Extracted data entries:
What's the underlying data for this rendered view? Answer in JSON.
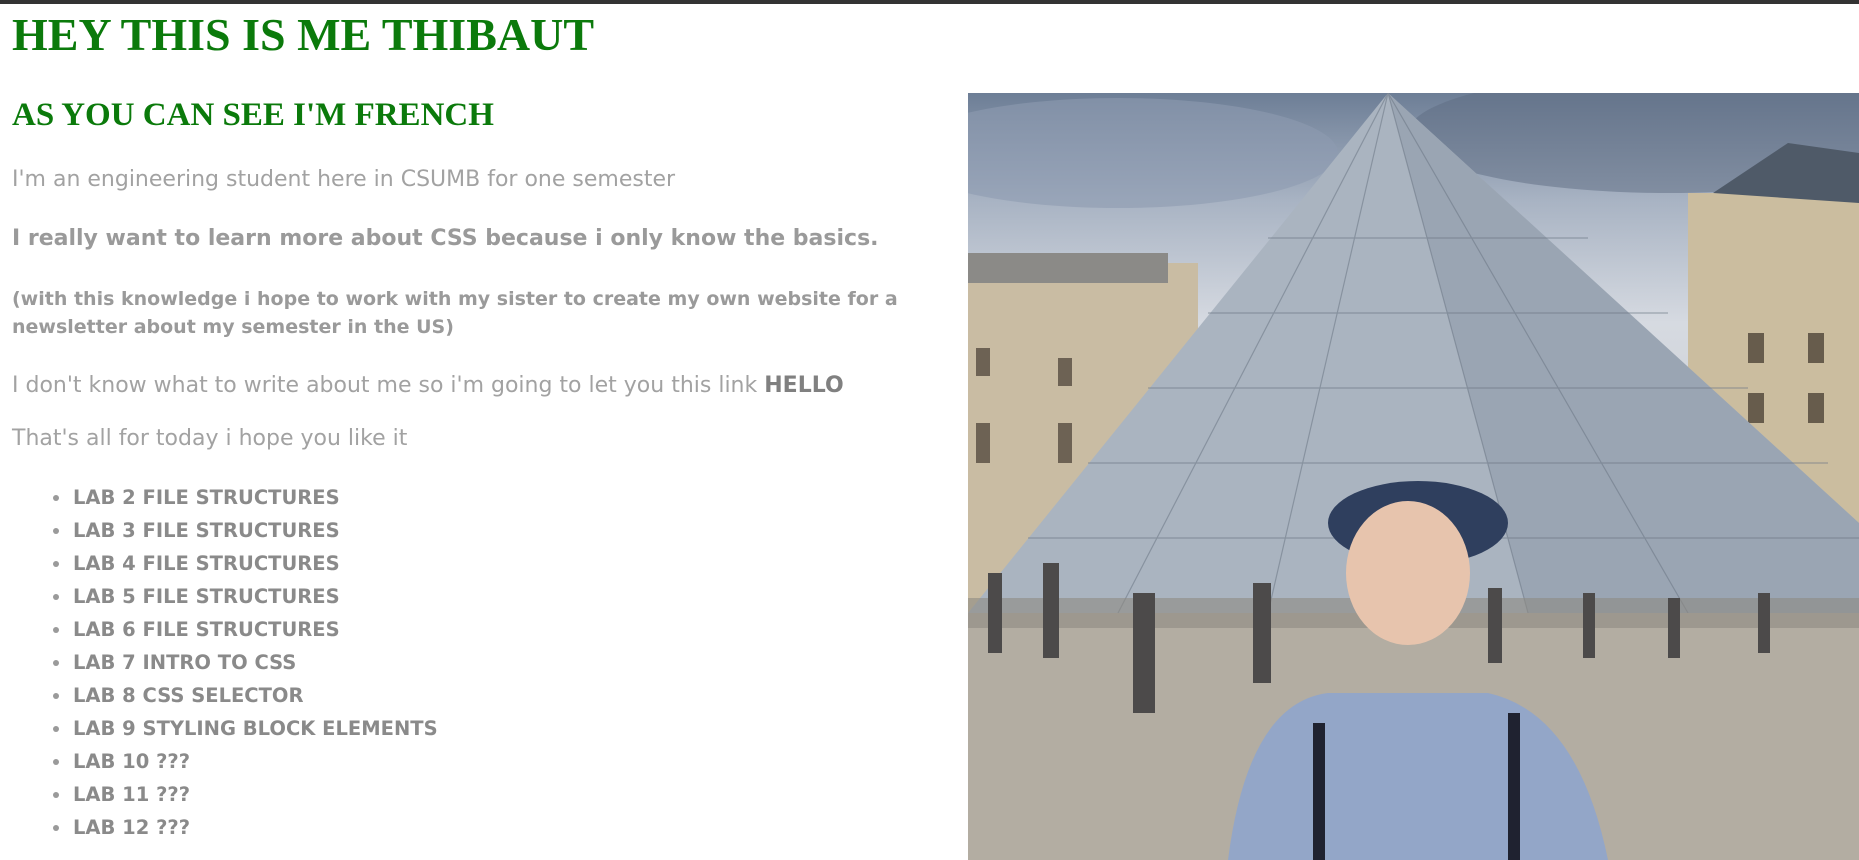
{
  "page": {
    "title": "HEY THIS IS ME THIBAUT",
    "subtitle": "AS YOU CAN SEE I'M FRENCH",
    "intro": "I'm an engineering student here in CSUMB for one semester",
    "learn": "I really want to learn more about CSS because i only know the basics.",
    "hope": "(with this knowledge i hope to work with my sister to create my own website for a newsletter about my semester in the US)",
    "link_text": "I don't know what to write about me so i'm going to let you this link",
    "link_label": "HELLO",
    "outro": "That's all for today i hope you like it"
  },
  "labs": [
    "LAB 2 FILE STRUCTURES",
    "LAB 3 FILE STRUCTURES",
    "LAB 4 FILE STRUCTURES",
    "LAB 5 FILE STRUCTURES",
    "LAB 6 FILE STRUCTURES",
    "LAB 7 INTRO TO CSS",
    "LAB 8 CSS SELECTOR",
    "LAB 9 STYLING BLOCK ELEMENTS",
    "LAB 10 ???",
    "LAB 11 ???",
    "LAB 12 ???"
  ],
  "colors": {
    "heading": "#0b7a0b",
    "text": "#a2a2a2",
    "list": "#8a8a8a"
  }
}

[Given task] Except for the pictures, print the data above exactly.

[Task solution]
What's the underlying data for this rendered view? Answer in JSON.
{
  "page": {
    "title": "HEY THIS IS ME THIBAUT",
    "subtitle": "AS YOU CAN SEE I'M FRENCH",
    "intro": "I'm an engineering student here in CSUMB for one semester",
    "learn": "I really want to learn more about CSS because i only know the basics.",
    "hope": "(with this knowledge i hope to work with my sister to create my own website for a newsletter about my semester in the US)",
    "link_text": "I don't know what to write about me so i'm going to let you this link",
    "link_label": "HELLO",
    "outro": "That's all for today i hope you like it"
  },
  "labs": [
    "LAB 2 FILE STRUCTURES",
    "LAB 3 FILE STRUCTURES",
    "LAB 4 FILE STRUCTURES",
    "LAB 5 FILE STRUCTURES",
    "LAB 6 FILE STRUCTURES",
    "LAB 7 INTRO TO CSS",
    "LAB 8 CSS SELECTOR",
    "LAB 9 STYLING BLOCK ELEMENTS",
    "LAB 10 ???",
    "LAB 11 ???",
    "LAB 12 ???"
  ],
  "colors": {
    "heading": "#0b7a0b",
    "text": "#a2a2a2",
    "list": "#8a8a8a"
  }
}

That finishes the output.